[Collection entries]
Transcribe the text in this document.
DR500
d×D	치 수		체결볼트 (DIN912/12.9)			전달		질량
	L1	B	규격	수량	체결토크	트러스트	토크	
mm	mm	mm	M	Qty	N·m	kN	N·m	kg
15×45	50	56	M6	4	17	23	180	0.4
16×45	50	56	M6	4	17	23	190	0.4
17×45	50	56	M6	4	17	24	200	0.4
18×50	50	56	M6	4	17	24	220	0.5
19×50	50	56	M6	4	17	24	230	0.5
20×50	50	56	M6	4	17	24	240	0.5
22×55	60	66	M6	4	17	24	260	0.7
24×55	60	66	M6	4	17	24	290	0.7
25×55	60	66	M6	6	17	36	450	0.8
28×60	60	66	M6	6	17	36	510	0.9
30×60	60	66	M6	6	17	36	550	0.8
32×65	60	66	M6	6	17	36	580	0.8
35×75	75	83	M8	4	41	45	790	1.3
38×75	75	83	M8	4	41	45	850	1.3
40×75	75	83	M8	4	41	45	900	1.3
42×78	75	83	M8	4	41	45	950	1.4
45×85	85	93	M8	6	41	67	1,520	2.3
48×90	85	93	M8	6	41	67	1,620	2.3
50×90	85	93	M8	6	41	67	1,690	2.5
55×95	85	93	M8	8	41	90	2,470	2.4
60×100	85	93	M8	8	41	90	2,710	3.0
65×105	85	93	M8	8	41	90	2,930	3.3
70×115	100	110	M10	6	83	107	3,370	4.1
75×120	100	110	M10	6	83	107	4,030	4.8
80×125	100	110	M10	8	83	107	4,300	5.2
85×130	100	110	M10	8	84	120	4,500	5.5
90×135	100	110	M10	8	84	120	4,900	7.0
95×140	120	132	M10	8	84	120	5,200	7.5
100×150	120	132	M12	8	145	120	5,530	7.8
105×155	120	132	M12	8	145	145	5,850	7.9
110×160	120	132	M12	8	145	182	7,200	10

DIRECTIONS FOR THIS TASK => Each line above must be reproduced exactly as it stands.

TASK RESPONSE =>
Transcribe the text in this document.
DR500
d×D	치 수		체결볼트 (DIN912/12.9)			전달		질량
	L1	B	규격	수량	체결토크	트러스트	토크	
mm	mm	mm	M	Qty	N·m	kN	N·m	kg
15×45	50	56	M6	4	17	23	180	0.4
16×45	50	56	M6	4	17	23	190	0.4
17×45	50	56	M6	4	17	24	200	0.4
18×50	50	56	M6	4	17	24	220	0.5
19×50	50	56	M6	4	17	24	230	0.5
20×50	50	56	M6	4	17	24	240	0.5
22×55	60	66	M6	4	17	24	260	0.7
24×55	60	66	M6	4	17	24	290	0.7
25×55	60	66	M6	6	17	36	450	0.8
28×60	60	66	M6	6	17	36	510	0.9
30×60	60	66	M6	6	17	36	550	0.8
32×65	60	66	M6	6	17	36	580	0.8
35×75	75	83	M8	4	41	45	790	1.3
38×75	75	83	M8	4	41	45	850	1.3
40×75	75	83	M8	4	41	45	900	1.3
42×78	75	83	M8	4	41	45	950	1.4
45×85	85	93	M8	6	41	67	1,520	2.3
48×90	85	93	M8	6	41	67	1,620	2.3
50×90	85	93	M8	6	41	67	1,690	2.5
55×95	85	93	M8	8	41	90	2,470	2.4
60×100	85	93	M8	8	41	90	2,710	3.0
65×105	85	93	M8	8	41	90	2,930	3.3
70×115	100	110	M10	6	83	107	3,370	4.1
75×120	100	110	M10	6	83	107	4,030	4.8
80×125	100	110	M10	8	83	107	4,300	5.2
85×130	100	110	M10	8	84	120	4,500	5.5
90×135	100	110	M10	8	84	120	4,900	7.0
95×140	120	132	M10	8	84	120	5,200	7.5
100×150	120	132	M12	8	145	120	5,530	7.8
105×155	120	132	M12	8	145	145	5,850	7.9
110×160	120	132	M12	8	145	182	7,200	10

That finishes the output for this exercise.